>> Begin

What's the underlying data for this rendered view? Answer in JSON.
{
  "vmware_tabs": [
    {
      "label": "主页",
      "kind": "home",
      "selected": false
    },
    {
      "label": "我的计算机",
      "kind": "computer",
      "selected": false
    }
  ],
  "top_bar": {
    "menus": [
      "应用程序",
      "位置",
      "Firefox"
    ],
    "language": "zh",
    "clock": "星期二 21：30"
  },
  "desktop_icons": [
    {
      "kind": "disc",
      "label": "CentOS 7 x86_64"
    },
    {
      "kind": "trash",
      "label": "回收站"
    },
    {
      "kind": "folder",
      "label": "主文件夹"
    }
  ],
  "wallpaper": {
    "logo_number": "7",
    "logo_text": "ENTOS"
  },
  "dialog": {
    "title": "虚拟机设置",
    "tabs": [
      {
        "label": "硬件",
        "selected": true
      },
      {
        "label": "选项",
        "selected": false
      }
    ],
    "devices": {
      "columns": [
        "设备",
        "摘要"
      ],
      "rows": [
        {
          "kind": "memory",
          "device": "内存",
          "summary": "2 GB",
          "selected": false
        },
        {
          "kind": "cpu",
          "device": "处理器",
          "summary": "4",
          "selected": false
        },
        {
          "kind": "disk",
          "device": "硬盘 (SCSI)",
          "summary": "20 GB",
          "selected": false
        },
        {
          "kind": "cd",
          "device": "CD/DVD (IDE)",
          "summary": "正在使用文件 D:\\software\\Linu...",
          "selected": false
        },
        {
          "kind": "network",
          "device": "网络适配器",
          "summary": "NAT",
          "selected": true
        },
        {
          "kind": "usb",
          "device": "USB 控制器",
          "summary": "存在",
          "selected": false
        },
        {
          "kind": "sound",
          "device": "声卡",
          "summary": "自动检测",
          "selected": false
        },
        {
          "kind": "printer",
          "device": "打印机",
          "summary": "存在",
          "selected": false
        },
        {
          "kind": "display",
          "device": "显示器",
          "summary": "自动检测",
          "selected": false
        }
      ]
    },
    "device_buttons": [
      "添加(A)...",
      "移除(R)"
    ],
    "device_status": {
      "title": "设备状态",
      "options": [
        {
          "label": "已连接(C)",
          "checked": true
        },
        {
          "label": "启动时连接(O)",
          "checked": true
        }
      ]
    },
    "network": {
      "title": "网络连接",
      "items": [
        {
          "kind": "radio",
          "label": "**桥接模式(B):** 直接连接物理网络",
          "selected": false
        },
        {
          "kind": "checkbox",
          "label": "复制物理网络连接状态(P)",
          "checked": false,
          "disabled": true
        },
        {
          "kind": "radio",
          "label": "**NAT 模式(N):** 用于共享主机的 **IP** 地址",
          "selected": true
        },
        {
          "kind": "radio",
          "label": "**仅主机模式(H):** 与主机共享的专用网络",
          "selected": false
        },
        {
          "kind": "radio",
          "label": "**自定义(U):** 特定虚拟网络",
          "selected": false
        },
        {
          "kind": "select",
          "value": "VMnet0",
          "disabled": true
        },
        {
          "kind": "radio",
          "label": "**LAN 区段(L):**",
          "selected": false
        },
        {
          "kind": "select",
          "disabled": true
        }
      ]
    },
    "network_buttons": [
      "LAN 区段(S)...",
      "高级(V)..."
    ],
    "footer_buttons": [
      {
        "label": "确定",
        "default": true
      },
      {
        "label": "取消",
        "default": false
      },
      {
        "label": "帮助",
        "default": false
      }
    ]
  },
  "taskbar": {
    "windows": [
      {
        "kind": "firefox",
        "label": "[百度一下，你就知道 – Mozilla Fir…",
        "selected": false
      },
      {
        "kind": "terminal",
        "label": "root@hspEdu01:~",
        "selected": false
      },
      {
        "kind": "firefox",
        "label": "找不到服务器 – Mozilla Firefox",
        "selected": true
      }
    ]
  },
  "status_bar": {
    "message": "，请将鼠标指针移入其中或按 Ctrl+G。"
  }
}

>> End

- The task -
Pull out every line in the material above where "Mozilla" occurs.

- Output of the task -
        "label": "[百度一下，你就知道 – Mozilla Fir…",
        "label": "找不到服务器 – Mozilla Firefox",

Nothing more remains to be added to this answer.